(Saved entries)

-.-.-

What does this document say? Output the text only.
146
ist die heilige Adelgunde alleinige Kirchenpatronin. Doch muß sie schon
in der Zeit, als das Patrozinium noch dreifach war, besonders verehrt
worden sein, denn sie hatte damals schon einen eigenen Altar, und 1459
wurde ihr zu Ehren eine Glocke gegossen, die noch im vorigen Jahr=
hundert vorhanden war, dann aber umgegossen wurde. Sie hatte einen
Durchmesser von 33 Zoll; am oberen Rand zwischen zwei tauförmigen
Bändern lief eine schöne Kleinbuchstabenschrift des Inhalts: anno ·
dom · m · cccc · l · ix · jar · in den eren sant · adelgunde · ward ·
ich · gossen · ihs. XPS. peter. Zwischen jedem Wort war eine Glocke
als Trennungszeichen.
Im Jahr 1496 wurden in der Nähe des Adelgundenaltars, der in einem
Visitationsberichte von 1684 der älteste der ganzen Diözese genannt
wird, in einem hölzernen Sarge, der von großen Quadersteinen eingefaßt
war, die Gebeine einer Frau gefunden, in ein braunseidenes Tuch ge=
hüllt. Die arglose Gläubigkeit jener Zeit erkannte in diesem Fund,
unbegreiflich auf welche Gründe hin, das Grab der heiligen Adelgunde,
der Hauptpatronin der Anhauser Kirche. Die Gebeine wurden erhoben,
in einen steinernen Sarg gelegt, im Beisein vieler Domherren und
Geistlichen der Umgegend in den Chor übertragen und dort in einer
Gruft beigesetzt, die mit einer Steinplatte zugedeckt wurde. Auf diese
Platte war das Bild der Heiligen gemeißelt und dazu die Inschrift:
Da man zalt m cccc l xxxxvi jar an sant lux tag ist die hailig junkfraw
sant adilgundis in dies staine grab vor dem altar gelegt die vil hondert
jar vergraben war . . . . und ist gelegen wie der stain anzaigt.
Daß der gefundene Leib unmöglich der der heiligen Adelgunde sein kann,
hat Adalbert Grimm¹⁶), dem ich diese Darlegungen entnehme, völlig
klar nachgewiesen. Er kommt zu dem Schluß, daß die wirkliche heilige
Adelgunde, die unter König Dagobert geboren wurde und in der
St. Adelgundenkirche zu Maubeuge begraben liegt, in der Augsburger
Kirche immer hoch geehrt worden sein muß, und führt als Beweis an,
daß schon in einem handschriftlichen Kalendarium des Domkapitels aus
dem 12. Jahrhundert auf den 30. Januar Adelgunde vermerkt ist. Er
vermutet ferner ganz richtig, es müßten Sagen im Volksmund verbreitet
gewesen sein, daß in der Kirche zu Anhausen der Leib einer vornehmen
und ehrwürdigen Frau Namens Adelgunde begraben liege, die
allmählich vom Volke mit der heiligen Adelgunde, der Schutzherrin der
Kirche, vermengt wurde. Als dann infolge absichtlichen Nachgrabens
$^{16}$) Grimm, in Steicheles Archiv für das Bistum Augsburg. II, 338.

-.-.-

Using the exact wording, write out all of the records.

What does this document say? Output the text only.
146
ist die heilige Adelgunde alleinige Kirchenpatronin. Doch muß sie schon
in der Zeit, als das Patrozinium noch dreifach war, besonders verehrt
worden sein, denn sie hatte damals schon einen eigenen Altar, und 1459
wurde ihr zu Ehren eine Glocke gegossen, die noch im vorigen Jahr=
hundert vorhanden war, dann aber umgegossen wurde. Sie hatte einen
Durchmesser von 33 Zoll; am oberen Rand zwischen zwei tauförmigen
Bändern lief eine schöne Kleinbuchstabenschrift des Inhalts: anno ·
dom · m · cccc · l · ix · jar · in den eren sant · adelgunde · ward ·
ich · gossen · ihs. XPS. peter. Zwischen jedem Wort war eine Glocke
als Trennungszeichen.
Im Jahr 1496 wurden in der Nähe des Adelgundenaltars, der in einem
Visitationsberichte von 1684 der älteste der ganzen Diözese genannt
wird, in einem hölzernen Sarge, der von großen Quadersteinen eingefaßt
war, die Gebeine einer Frau gefunden, in ein braunseidenes Tuch ge=
hüllt. Die arglose Gläubigkeit jener Zeit erkannte in diesem Fund,
unbegreiflich auf welche Gründe hin, das Grab der heiligen Adelgunde,
der Hauptpatronin der Anhauser Kirche. Die Gebeine wurden erhoben,
in einen steinernen Sarg gelegt, im Beisein vieler Domherren und
Geistlichen der Umgegend in den Chor übertragen und dort in einer
Gruft beigesetzt, die mit einer Steinplatte zugedeckt wurde. Auf diese
Platte war das Bild der Heiligen gemeißelt und dazu die Inschrift:
Da man zalt m cccc l xxxxvi jar an sant lux tag ist die hailig junkfraw
sant adilgundis in dies staine grab vor dem altar gelegt die vil hondert
jar vergraben war . . . . und ist gelegen wie der stain anzaigt.
Daß der gefundene Leib unmöglich der der heiligen Adelgunde sein kann,
hat Adalbert Grimm¹⁶), dem ich diese Darlegungen entnehme, völlig
klar nachgewiesen. Er kommt zu dem Schluß, daß die wirkliche heilige
Adelgunde, die unter König Dagobert geboren wurde und in der
St. Adelgundenkirche zu Maubeuge begraben liegt, in der Augsburger
Kirche immer hoch geehrt worden sein muß, und führt als Beweis an,
daß schon in einem handschriftlichen Kalendarium des Domkapitels aus
dem 12. Jahrhundert auf den 30. Januar Adelgunde vermerkt ist. Er
vermutet ferner ganz richtig, es müßten Sagen im Volksmund verbreitet
gewesen sein, daß in der Kirche zu Anhausen der Leib einer vornehmen
und ehrwürdigen Frau Namens Adelgunde begraben liege, die
allmählich vom Volke mit der heiligen Adelgunde, der Schutzherrin der
Kirche, vermengt wurde. Als dann infolge absichtlichen Nachgrabens
$^{16}$) Grimm, in Steicheles Archiv für das Bistum Augsburg. II, 338.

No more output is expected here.